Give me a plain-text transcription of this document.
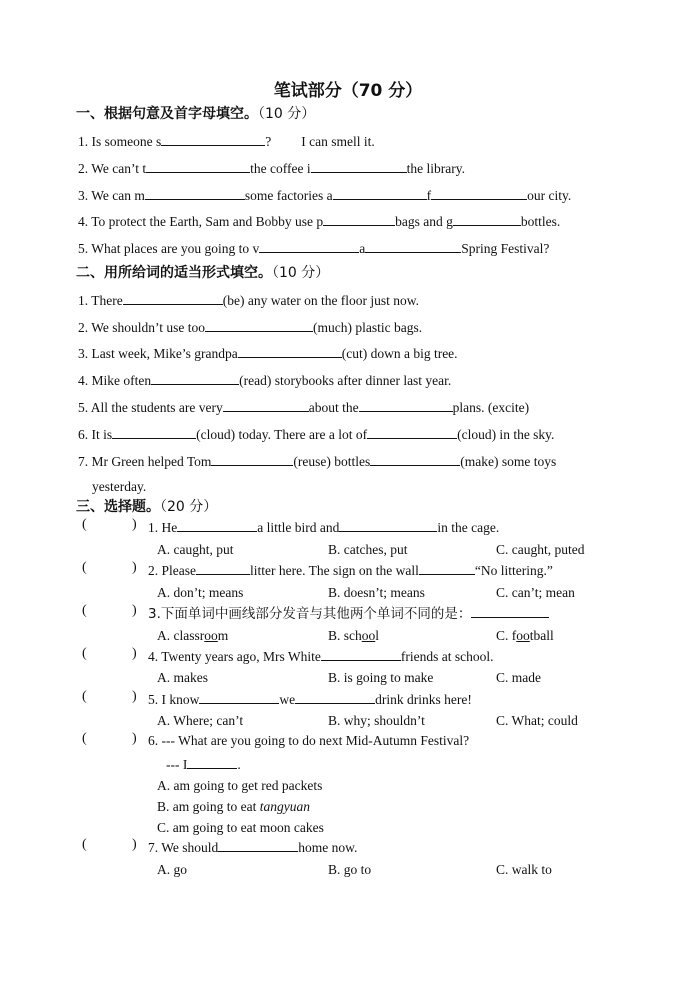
笔试部分（70 分）
一、根据句意及首字母填空。（10 分）
1. Is someone s	? I can smell it.
2. We can’t t	the coffee i	the library.
3. We can m	some factories a	f	our city.
4. To protect the Earth, Sam and Bobby use p	bags and g	bottles.
5. What places are you going to v	a	Spring Festival?
二、用所给词的适当形式填空。（10 分）
1. There	(be) any water on the floor just now.
2. We shouldn’t use too	(much) plastic bags.
3. Last week, Mike’s grandpa	(cut) down a big tree.
4. Mike often	(read) storybooks after dinner last year.
5. All the students are very	about the	plans. (excite)
6. It is	(cloud) today. There are a lot of	(cloud) in the sky.
7. Mr Green helped Tom	(reuse) bottles	(make) some toys
yesterday.
三、选择题。（20 分）
(	) 1. He	a little bird and	in the cage.
A. caught, put	B. catches, put	C. caught, puted
(	) 2. Please	litter here. The sign on the wall	“No littering.”
A. don’t; means	B. doesn’t; means	C. can’t; mean
(	) 3.下面单词中画线部分发音与其他两个单词不同的是：
A. classroom	B. school	C. football
(	) 4. Twenty years ago, Mrs White	friends at school.
A. makes	B. is going to make	C. made
(	) 5. I know	we	drink drinks here!
A. Where; can’t	B. why; shouldn’t	C. What; could
(	) 6. --- What are you going to do next Mid-Autumn Festival?
--- I	.
A. am going to get red packets
B. am going to eat tangyuan
C. am going to eat moon cakes
(	) 7. We should	home now.
A. go	B. go to	C. walk to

• [TASK BRIEF]:
Only the number is wanted: how many lines in the entries above contain the word "bags"?

• [EXERCISE RESULT]:
2